[WRITTEN TASK] Transcribe every one of the rows below verbatim, keeping each character as it is.

Layout annotation data

%%

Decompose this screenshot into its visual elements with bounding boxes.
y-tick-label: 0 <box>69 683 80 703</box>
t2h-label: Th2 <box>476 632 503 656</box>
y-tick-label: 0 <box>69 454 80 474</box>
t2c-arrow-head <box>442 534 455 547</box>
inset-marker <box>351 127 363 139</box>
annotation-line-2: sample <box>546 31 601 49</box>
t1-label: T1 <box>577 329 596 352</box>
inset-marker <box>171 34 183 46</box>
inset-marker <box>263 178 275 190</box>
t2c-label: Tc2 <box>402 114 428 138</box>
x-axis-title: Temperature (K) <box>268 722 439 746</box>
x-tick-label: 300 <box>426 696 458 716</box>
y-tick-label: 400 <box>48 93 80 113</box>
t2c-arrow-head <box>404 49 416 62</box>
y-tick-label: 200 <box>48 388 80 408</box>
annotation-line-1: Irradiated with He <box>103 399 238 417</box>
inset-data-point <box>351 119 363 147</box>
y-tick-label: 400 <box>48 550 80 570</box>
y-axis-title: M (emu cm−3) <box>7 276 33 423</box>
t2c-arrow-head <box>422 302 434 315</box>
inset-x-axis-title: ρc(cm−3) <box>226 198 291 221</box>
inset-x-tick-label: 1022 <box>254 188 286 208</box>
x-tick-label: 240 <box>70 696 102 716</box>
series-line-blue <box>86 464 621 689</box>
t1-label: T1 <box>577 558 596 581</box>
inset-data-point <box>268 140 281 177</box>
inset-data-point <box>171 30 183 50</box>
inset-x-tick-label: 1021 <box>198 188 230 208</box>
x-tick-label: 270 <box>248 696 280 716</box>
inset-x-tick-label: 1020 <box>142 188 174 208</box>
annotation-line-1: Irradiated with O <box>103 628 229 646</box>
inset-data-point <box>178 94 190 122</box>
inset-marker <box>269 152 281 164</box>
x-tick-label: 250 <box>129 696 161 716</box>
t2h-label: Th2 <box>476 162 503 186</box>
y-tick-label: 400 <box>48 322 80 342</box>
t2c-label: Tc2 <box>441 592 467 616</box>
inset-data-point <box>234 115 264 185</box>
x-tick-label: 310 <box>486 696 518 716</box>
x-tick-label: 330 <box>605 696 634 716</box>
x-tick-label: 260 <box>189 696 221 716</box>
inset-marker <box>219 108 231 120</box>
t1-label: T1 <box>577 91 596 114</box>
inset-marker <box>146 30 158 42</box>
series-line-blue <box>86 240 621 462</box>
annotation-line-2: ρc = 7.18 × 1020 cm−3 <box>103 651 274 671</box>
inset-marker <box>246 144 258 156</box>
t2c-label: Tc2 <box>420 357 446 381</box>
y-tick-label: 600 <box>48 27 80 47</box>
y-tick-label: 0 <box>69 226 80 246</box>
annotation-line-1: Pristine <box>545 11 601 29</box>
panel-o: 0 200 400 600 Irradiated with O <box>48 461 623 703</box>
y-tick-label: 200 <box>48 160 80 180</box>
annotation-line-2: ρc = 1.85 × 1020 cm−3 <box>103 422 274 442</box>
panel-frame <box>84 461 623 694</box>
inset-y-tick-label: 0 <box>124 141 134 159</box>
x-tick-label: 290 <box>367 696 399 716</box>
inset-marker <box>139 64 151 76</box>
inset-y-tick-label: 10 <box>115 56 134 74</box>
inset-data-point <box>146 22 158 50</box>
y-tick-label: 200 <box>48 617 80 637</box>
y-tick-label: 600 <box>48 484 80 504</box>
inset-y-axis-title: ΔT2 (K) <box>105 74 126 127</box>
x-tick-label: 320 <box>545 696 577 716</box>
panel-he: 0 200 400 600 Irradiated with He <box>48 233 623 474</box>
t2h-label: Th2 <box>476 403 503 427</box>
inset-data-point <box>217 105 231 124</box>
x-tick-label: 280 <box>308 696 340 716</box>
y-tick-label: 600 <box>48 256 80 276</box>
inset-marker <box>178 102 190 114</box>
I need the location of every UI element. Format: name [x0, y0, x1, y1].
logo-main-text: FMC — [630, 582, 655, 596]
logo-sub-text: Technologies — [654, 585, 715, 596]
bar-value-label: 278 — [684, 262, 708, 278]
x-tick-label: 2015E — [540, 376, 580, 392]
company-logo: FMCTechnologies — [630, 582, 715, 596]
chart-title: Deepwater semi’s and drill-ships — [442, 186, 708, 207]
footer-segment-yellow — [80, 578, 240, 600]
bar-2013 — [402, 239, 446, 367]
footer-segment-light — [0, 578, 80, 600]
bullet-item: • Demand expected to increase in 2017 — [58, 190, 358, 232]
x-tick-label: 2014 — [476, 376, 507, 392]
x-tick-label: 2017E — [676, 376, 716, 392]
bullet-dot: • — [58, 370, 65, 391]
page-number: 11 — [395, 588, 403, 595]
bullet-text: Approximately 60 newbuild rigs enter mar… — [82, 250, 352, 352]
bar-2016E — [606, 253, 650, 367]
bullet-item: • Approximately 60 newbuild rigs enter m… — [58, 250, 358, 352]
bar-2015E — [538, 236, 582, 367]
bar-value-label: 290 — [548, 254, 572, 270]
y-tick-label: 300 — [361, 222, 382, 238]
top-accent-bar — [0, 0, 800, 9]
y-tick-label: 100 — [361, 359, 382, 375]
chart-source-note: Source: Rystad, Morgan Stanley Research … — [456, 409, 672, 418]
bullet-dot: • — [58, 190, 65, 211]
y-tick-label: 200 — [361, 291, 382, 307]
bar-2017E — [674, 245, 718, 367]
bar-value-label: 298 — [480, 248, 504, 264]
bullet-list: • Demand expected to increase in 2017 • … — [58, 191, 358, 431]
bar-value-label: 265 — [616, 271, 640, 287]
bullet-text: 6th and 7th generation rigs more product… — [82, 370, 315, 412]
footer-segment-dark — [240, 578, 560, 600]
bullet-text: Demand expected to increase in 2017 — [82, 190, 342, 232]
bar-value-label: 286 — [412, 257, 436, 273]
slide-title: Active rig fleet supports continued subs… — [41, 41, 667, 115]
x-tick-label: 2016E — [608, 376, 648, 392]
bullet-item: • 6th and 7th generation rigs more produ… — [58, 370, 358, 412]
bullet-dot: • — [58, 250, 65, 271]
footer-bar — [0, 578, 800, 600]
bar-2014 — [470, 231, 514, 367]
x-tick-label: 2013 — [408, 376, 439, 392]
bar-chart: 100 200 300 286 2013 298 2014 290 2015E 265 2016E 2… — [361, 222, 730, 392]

%%

[EXERCISE RESPONSE]
Decompose this screenshot into its visual elements with bounding boxes.
y-tick-label: 0 <box>69 683 80 703</box>
t2h-label: Th2 <box>476 632 503 656</box>
y-tick-label: 0 <box>69 454 80 474</box>
t2c-arrow-head <box>442 534 455 547</box>
inset-marker <box>351 127 363 139</box>
annotation-line-2: sample <box>546 31 601 49</box>
t1-label: T1 <box>577 329 596 352</box>
inset-marker <box>171 34 183 46</box>
inset-marker <box>263 178 275 190</box>
t2c-label: Tc2 <box>402 114 428 138</box>
x-axis-title: Temperature (K) <box>268 722 439 746</box>
x-tick-label: 300 <box>426 696 458 716</box>
y-tick-label: 400 <box>48 93 80 113</box>
t2c-arrow-head <box>404 49 416 62</box>
y-tick-label: 200 <box>48 388 80 408</box>
annotation-line-1: Irradiated with He <box>103 399 238 417</box>
inset-data-point <box>351 119 363 147</box>
y-tick-label: 400 <box>48 550 80 570</box>
y-axis-title: M (emu cm−3) <box>7 276 33 423</box>
t2c-arrow-head <box>422 302 434 315</box>
inset-x-axis-title: ρc(cm−3) <box>226 198 291 221</box>
inset-x-tick-label: 1022 <box>254 188 286 208</box>
x-tick-label: 240 <box>70 696 102 716</box>
series-line-blue <box>86 464 621 689</box>
t1-label: T1 <box>577 558 596 581</box>
inset-data-point <box>268 140 281 177</box>
inset-data-point <box>171 30 183 50</box>
inset-x-tick-label: 1021 <box>198 188 230 208</box>
x-tick-label: 270 <box>248 696 280 716</box>
inset-x-tick-label: 1020 <box>142 188 174 208</box>
annotation-line-1: Irradiated with O <box>103 628 229 646</box>
inset-data-point <box>178 94 190 122</box>
inset-marker <box>269 152 281 164</box>
x-tick-label: 250 <box>129 696 161 716</box>
t2h-label: Th2 <box>476 162 503 186</box>
y-tick-label: 400 <box>48 322 80 342</box>
t2c-label: Tc2 <box>441 592 467 616</box>
inset-data-point <box>234 115 264 185</box>
x-tick-label: 310 <box>486 696 518 716</box>
x-tick-label: 330 <box>605 696 634 716</box>
x-tick-label: 260 <box>189 696 221 716</box>
inset-marker <box>219 108 231 120</box>
t1-label: T1 <box>577 91 596 114</box>
inset-marker <box>146 30 158 42</box>
series-line-blue <box>86 240 621 462</box>
annotation-line-2: ρc = 7.18 × 1020 cm−3 <box>103 651 274 671</box>
inset-marker <box>246 144 258 156</box>
t2c-label: Tc2 <box>420 357 446 381</box>
y-tick-label: 600 <box>48 27 80 47</box>
y-tick-label: 0 <box>69 226 80 246</box>
annotation-line-1: Pristine <box>545 11 601 29</box>
panel-o: 0 200 400 600 Irradiated with O <box>48 461 623 703</box>
y-tick-label: 200 <box>48 160 80 180</box>
annotation-line-2: ρc = 1.85 × 1020 cm−3 <box>103 422 274 442</box>
panel-frame <box>84 461 623 694</box>
inset-y-tick-label: 0 <box>124 141 134 159</box>
x-tick-label: 290 <box>367 696 399 716</box>
inset-marker <box>139 64 151 76</box>
inset-y-tick-label: 10 <box>115 56 134 74</box>
inset-data-point <box>146 22 158 50</box>
y-tick-label: 200 <box>48 617 80 637</box>
y-tick-label: 600 <box>48 484 80 504</box>
inset-y-axis-title: ΔT2 (K) <box>105 74 126 127</box>
x-tick-label: 320 <box>545 696 577 716</box>
panel-he: 0 200 400 600 Irradiated with He <box>48 233 623 474</box>
t2h-label: Th2 <box>476 403 503 427</box>
inset-data-point <box>217 105 231 124</box>
x-tick-label: 280 <box>308 696 340 716</box>
y-tick-label: 600 <box>48 256 80 276</box>
inset-marker <box>178 102 190 114</box>
I need the location of every UI element. Format: name [x0, y0, x1, y1].
logo-main-text: FMC — [630, 582, 655, 596]
logo-sub-text: Technologies — [654, 585, 715, 596]
bar-value-label: 278 — [684, 262, 708, 278]
x-tick-label: 2015E — [540, 376, 580, 392]
company-logo: FMCTechnologies — [630, 582, 715, 596]
chart-title: Deepwater semi’s and drill-ships — [442, 186, 708, 207]
footer-segment-yellow — [80, 578, 240, 600]
bar-2013 — [402, 239, 446, 367]
footer-segment-light — [0, 578, 80, 600]
bullet-item: • Demand expected to increase in 2017 — [58, 190, 358, 232]
x-tick-label: 2014 — [476, 376, 507, 392]
x-tick-label: 2017E — [676, 376, 716, 392]
bullet-dot: • — [58, 370, 65, 391]
page-number: 11 — [395, 588, 403, 595]
bullet-text: Approximately 60 newbuild rigs enter mar… — [82, 250, 352, 352]
bar-2016E — [606, 253, 650, 367]
bullet-item: • Approximately 60 newbuild rigs enter m… — [58, 250, 358, 352]
bar-2015E — [538, 236, 582, 367]
bar-value-label: 290 — [548, 254, 572, 270]
y-tick-label: 300 — [361, 222, 382, 238]
top-accent-bar — [0, 0, 800, 9]
y-tick-label: 100 — [361, 359, 382, 375]
chart-source-note: Source: Rystad, Morgan Stanley Research … — [456, 409, 672, 418]
bullet-dot: • — [58, 190, 65, 211]
y-tick-label: 200 — [361, 291, 382, 307]
bar-2017E — [674, 245, 718, 367]
bar-value-label: 298 — [480, 248, 504, 264]
bullet-list: • Demand expected to increase in 2017 • … — [58, 191, 358, 431]
bar-value-label: 265 — [616, 271, 640, 287]
bullet-text: 6th and 7th generation rigs more product… — [82, 370, 315, 412]
footer-segment-dark — [240, 578, 560, 600]
bullet-text: Demand expected to increase in 2017 — [82, 190, 342, 232]
bar-value-label: 286 — [412, 257, 436, 273]
slide-title: Active rig fleet supports continued subs… — [41, 41, 667, 115]
x-tick-label: 2016E — [608, 376, 648, 392]
bullet-item: • 6th and 7th generation rigs more produ… — [58, 370, 358, 412]
bullet-dot: • — [58, 250, 65, 271]
footer-bar — [0, 578, 800, 600]
bar-2014 — [470, 231, 514, 367]
x-tick-label: 2013 — [408, 376, 439, 392]
bar-chart: 100 200 300 286 2013 298 2014 290 2015E 265 2016E 2… — [361, 222, 730, 392]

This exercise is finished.